| Exercise |
Output all of the entries exactly as written.
/---
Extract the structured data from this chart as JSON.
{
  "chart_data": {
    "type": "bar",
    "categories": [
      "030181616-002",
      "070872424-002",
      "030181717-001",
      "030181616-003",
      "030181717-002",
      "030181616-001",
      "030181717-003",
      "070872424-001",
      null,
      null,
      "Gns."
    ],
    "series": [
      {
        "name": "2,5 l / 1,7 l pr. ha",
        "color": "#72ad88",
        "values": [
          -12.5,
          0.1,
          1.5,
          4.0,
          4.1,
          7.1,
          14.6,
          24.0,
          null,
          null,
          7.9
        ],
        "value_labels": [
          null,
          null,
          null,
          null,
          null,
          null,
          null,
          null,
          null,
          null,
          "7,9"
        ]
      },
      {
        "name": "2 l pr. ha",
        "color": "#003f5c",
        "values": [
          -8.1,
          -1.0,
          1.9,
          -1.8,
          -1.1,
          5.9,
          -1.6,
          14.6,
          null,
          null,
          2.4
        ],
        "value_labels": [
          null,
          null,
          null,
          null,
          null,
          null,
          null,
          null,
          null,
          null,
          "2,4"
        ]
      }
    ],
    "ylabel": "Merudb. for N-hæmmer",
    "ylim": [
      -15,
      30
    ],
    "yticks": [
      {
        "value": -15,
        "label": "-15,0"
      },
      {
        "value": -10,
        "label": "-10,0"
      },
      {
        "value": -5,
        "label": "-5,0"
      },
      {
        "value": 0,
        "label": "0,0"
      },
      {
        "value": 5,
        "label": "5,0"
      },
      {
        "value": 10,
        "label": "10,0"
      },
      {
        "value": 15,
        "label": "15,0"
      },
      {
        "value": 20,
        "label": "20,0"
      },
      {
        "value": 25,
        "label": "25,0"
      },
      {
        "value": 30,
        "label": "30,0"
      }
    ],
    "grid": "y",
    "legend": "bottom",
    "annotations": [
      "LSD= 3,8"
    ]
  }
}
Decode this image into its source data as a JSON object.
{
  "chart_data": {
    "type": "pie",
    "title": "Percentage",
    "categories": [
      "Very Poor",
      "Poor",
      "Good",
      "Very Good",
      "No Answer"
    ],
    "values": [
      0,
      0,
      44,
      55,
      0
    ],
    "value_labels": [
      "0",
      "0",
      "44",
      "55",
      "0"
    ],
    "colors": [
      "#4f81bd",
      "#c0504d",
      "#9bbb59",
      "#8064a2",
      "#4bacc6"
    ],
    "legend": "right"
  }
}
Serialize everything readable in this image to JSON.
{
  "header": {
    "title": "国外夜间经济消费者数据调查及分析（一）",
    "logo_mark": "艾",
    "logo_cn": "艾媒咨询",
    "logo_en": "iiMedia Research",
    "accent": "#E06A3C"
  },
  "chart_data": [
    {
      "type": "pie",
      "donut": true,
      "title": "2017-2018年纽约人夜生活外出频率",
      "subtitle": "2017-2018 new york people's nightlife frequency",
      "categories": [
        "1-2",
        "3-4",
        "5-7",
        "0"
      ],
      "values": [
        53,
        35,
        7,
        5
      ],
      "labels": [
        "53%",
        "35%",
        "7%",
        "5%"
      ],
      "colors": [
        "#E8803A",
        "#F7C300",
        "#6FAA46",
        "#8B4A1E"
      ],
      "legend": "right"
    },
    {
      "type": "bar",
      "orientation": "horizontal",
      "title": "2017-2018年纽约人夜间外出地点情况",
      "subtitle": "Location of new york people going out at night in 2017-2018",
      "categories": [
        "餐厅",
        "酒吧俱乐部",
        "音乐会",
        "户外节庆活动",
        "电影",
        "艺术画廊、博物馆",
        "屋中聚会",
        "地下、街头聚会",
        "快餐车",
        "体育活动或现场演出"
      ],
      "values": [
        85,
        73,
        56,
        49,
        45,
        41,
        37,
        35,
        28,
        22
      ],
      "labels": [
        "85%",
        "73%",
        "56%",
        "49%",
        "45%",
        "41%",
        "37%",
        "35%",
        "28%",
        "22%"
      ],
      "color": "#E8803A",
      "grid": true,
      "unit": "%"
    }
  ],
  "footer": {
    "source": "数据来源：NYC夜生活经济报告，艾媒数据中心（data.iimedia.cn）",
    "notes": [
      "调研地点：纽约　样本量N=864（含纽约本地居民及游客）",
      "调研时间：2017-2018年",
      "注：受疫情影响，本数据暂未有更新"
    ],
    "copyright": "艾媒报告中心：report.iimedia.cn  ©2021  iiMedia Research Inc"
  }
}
\---
| Exercise result |
Extract the structured data from this chart as JSON.
{
  "chart_data": {
    "type": "bar",
    "categories": [
      "030181616-002",
      "070872424-002",
      "030181717-001",
      "030181616-003",
      "030181717-002",
      "030181616-001",
      "030181717-003",
      "070872424-001",
      null,
      null,
      "Gns."
    ],
    "series": [
      {
        "name": "2,5 l / 1,7 l pr. ha",
        "color": "#72ad88",
        "values": [
          -12.5,
          0.1,
          1.5,
          4.0,
          4.1,
          7.1,
          14.6,
          24.0,
          null,
          null,
          7.9
        ],
        "value_labels": [
          null,
          null,
          null,
          null,
          null,
          null,
          null,
          null,
          null,
          null,
          "7,9"
        ]
      },
      {
        "name": "2 l pr. ha",
        "color": "#003f5c",
        "values": [
          -8.1,
          -1.0,
          1.9,
          -1.8,
          -1.1,
          5.9,
          -1.6,
          14.6,
          null,
          null,
          2.4
        ],
        "value_labels": [
          null,
          null,
          null,
          null,
          null,
          null,
          null,
          null,
          null,
          null,
          "2,4"
        ]
      }
    ],
    "ylabel": "Merudb. for N-hæmmer",
    "ylim": [
      -15,
      30
    ],
    "yticks": [
      {
        "value": -15,
        "label": "-15,0"
      },
      {
        "value": -10,
        "label": "-10,0"
      },
      {
        "value": -5,
        "label": "-5,0"
      },
      {
        "value": 0,
        "label": "0,0"
      },
      {
        "value": 5,
        "label": "5,0"
      },
      {
        "value": 10,
        "label": "10,0"
      },
      {
        "value": 15,
        "label": "15,0"
      },
      {
        "value": 20,
        "label": "20,0"
      },
      {
        "value": 25,
        "label": "25,0"
      },
      {
        "value": 30,
        "label": "30,0"
      }
    ],
    "grid": "y",
    "legend": "bottom",
    "annotations": [
      "LSD= 3,8"
    ]
  }
}
Decode this image into its source data as a JSON object.
{
  "chart_data": {
    "type": "pie",
    "title": "Percentage",
    "categories": [
      "Very Poor",
      "Poor",
      "Good",
      "Very Good",
      "No Answer"
    ],
    "values": [
      0,
      0,
      44,
      55,
      0
    ],
    "value_labels": [
      "0",
      "0",
      "44",
      "55",
      "0"
    ],
    "colors": [
      "#4f81bd",
      "#c0504d",
      "#9bbb59",
      "#8064a2",
      "#4bacc6"
    ],
    "legend": "right"
  }
}
Serialize everything readable in this image to JSON.
{
  "header": {
    "title": "国外夜间经济消费者数据调查及分析（一）",
    "logo_mark": "艾",
    "logo_cn": "艾媒咨询",
    "logo_en": "iiMedia Research",
    "accent": "#E06A3C"
  },
  "chart_data": [
    {
      "type": "pie",
      "donut": true,
      "title": "2017-2018年纽约人夜生活外出频率",
      "subtitle": "2017-2018 new york people's nightlife frequency",
      "categories": [
        "1-2",
        "3-4",
        "5-7",
        "0"
      ],
      "values": [
        53,
        35,
        7,
        5
      ],
      "labels": [
        "53%",
        "35%",
        "7%",
        "5%"
      ],
      "colors": [
        "#E8803A",
        "#F7C300",
        "#6FAA46",
        "#8B4A1E"
      ],
      "legend": "right"
    },
    {
      "type": "bar",
      "orientation": "horizontal",
      "title": "2017-2018年纽约人夜间外出地点情况",
      "subtitle": "Location of new york people going out at night in 2017-2018",
      "categories": [
        "餐厅",
        "酒吧俱乐部",
        "音乐会",
        "户外节庆活动",
        "电影",
        "艺术画廊、博物馆",
        "屋中聚会",
        "地下、街头聚会",
        "快餐车",
        "体育活动或现场演出"
      ],
      "values": [
        85,
        73,
        56,
        49,
        45,
        41,
        37,
        35,
        28,
        22
      ],
      "labels": [
        "85%",
        "73%",
        "56%",
        "49%",
        "45%",
        "41%",
        "37%",
        "35%",
        "28%",
        "22%"
      ],
      "color": "#E8803A",
      "grid": true,
      "unit": "%"
    }
  ],
  "footer": {
    "source": "数据来源：NYC夜生活经济报告，艾媒数据中心（data.iimedia.cn）",
    "notes": [
      "调研地点：纽约　样本量N=864（含纽约本地居民及游客）",
      "调研时间：2017-2018年",
      "注：受疫情影响，本数据暂未有更新"
    ],
    "copyright": "艾媒报告中心：report.iimedia.cn  ©2021  iiMedia Research Inc"
  }
}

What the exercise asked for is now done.